Exactly repeat all the records below, omitting the images they hold.

Figure data in JSON:
++++++++++++++++++++
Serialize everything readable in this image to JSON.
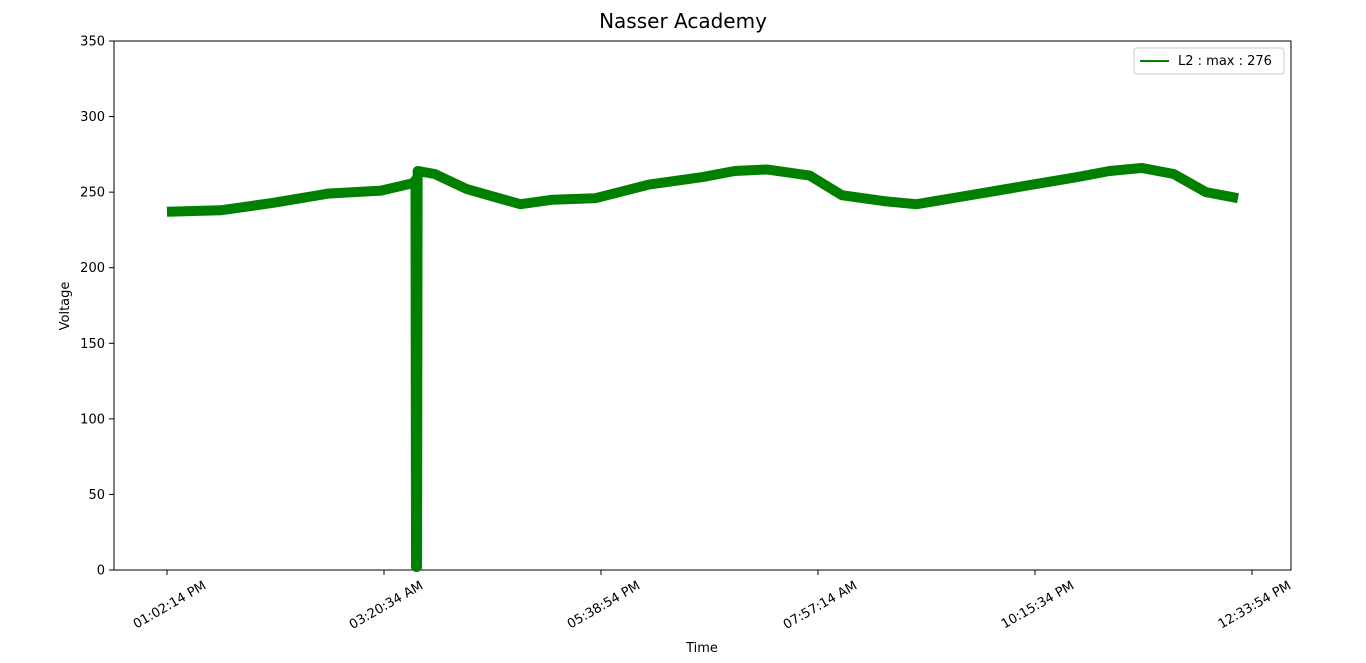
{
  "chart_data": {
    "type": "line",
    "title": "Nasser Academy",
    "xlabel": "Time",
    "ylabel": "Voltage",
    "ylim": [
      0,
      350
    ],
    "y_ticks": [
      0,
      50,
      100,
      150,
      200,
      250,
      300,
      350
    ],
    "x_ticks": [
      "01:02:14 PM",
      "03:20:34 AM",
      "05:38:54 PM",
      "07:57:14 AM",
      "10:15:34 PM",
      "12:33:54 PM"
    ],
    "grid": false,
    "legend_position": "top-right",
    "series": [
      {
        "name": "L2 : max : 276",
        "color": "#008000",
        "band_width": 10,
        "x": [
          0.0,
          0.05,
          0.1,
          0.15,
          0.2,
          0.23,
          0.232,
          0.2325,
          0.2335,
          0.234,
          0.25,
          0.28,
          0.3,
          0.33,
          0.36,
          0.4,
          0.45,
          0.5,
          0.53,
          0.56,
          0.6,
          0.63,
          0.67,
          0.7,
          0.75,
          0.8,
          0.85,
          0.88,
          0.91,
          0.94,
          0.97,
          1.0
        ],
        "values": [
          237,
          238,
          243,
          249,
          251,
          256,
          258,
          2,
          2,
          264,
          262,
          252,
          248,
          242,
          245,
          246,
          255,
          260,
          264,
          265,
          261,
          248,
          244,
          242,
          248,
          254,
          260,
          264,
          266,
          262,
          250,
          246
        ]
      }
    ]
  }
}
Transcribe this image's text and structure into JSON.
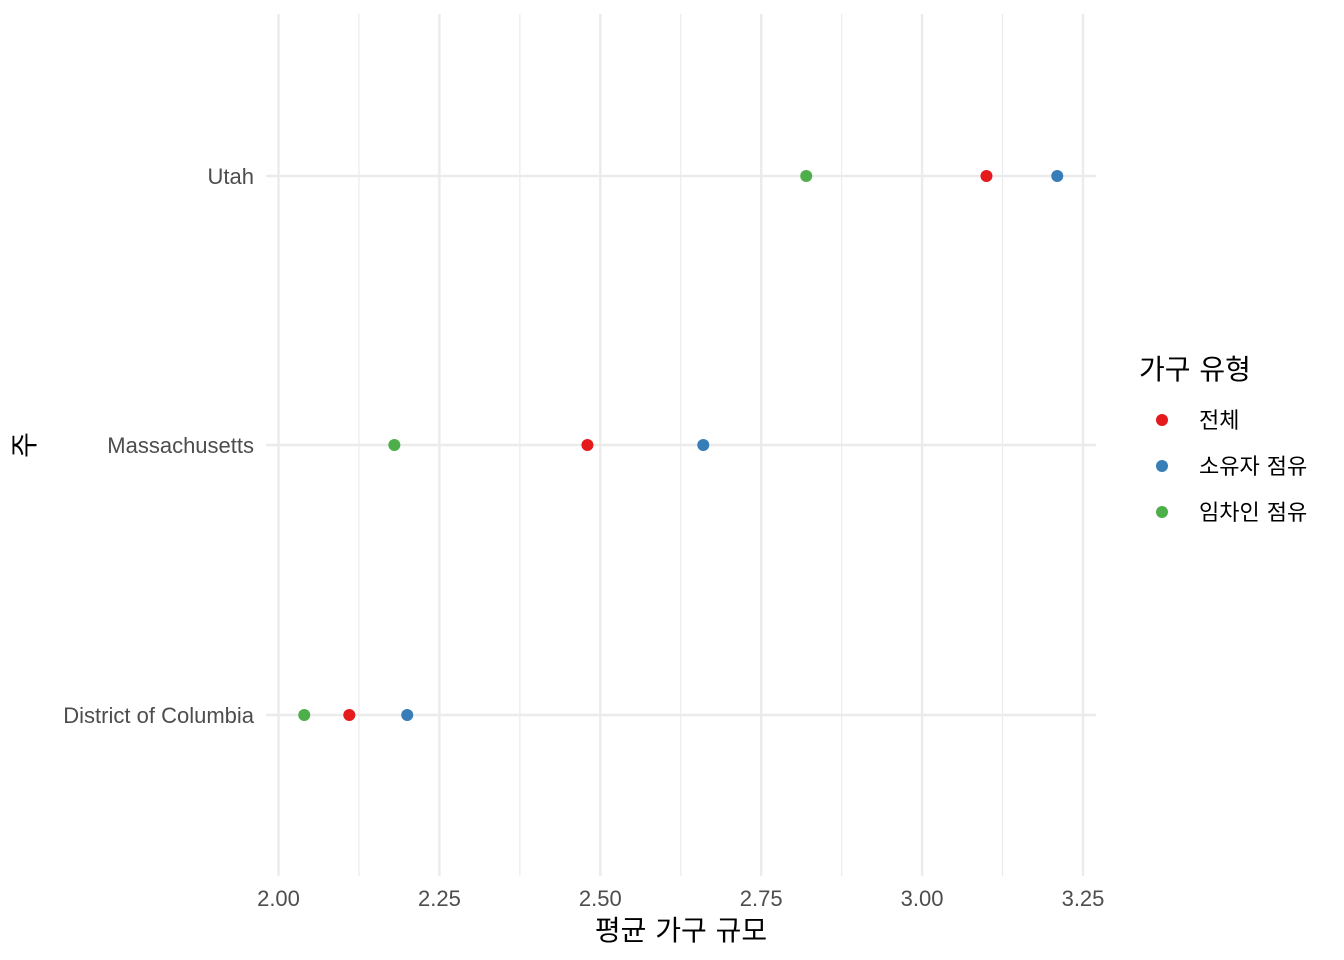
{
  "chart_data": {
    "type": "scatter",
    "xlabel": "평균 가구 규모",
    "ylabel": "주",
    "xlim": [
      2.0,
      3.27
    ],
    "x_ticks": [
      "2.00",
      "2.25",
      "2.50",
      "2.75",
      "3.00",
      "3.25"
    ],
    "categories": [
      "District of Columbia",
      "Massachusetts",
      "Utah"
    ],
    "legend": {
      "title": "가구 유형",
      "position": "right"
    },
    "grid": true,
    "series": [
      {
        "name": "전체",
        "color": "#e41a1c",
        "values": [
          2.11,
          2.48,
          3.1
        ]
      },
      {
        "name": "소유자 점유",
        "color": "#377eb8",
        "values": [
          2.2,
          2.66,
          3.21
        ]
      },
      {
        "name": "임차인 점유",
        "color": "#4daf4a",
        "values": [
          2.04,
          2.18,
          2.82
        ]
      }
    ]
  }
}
++++++++++++++++++++
### Final result
Serialize everything readable in this image to JSON.
{
  "chart_data": {
    "type": "line",
    "title": "Nasser Academy",
    "xlabel": "Time",
    "ylabel": "Voltage",
    "ylim": [
      0,
      350
    ],
    "y_ticks": [
      0,
      50,
      100,
      150,
      200,
      250,
      300,
      350
    ],
    "x_ticks": [
      "01:02:14 PM",
      "03:20:34 AM",
      "05:38:54 PM",
      "07:57:14 AM",
      "10:15:34 PM",
      "12:33:54 PM"
    ],
    "grid": false,
    "legend_position": "top-right",
    "series": [
      {
        "name": "L2 : max : 276",
        "color": "#008000",
        "band_width": 10,
        "x": [
          0.0,
          0.05,
          0.1,
          0.15,
          0.2,
          0.23,
          0.232,
          0.2325,
          0.2335,
          0.234,
          0.25,
          0.28,
          0.3,
          0.33,
          0.36,
          0.4,
          0.45,
          0.5,
          0.53,
          0.56,
          0.6,
          0.63,
          0.67,
          0.7,
          0.75,
          0.8,
          0.85,
          0.88,
          0.91,
          0.94,
          0.97,
          1.0
        ],
        "values": [
          237,
          238,
          243,
          249,
          251,
          256,
          258,
          2,
          2,
          264,
          262,
          252,
          248,
          242,
          245,
          246,
          255,
          260,
          264,
          265,
          261,
          248,
          244,
          242,
          248,
          254,
          260,
          264,
          266,
          262,
          250,
          246
        ]
      }
    ]
  }
}
Transcribe this image's text and structure into JSON.
{
  "chart_data": {
    "type": "scatter",
    "xlabel": "평균 가구 규모",
    "ylabel": "주",
    "xlim": [
      2.0,
      3.27
    ],
    "x_ticks": [
      "2.00",
      "2.25",
      "2.50",
      "2.75",
      "3.00",
      "3.25"
    ],
    "categories": [
      "District of Columbia",
      "Massachusetts",
      "Utah"
    ],
    "legend": {
      "title": "가구 유형",
      "position": "right"
    },
    "grid": true,
    "series": [
      {
        "name": "전체",
        "color": "#e41a1c",
        "values": [
          2.11,
          2.48,
          3.1
        ]
      },
      {
        "name": "소유자 점유",
        "color": "#377eb8",
        "values": [
          2.2,
          2.66,
          3.21
        ]
      },
      {
        "name": "임차인 점유",
        "color": "#4daf4a",
        "values": [
          2.04,
          2.18,
          2.82
        ]
      }
    ]
  }
}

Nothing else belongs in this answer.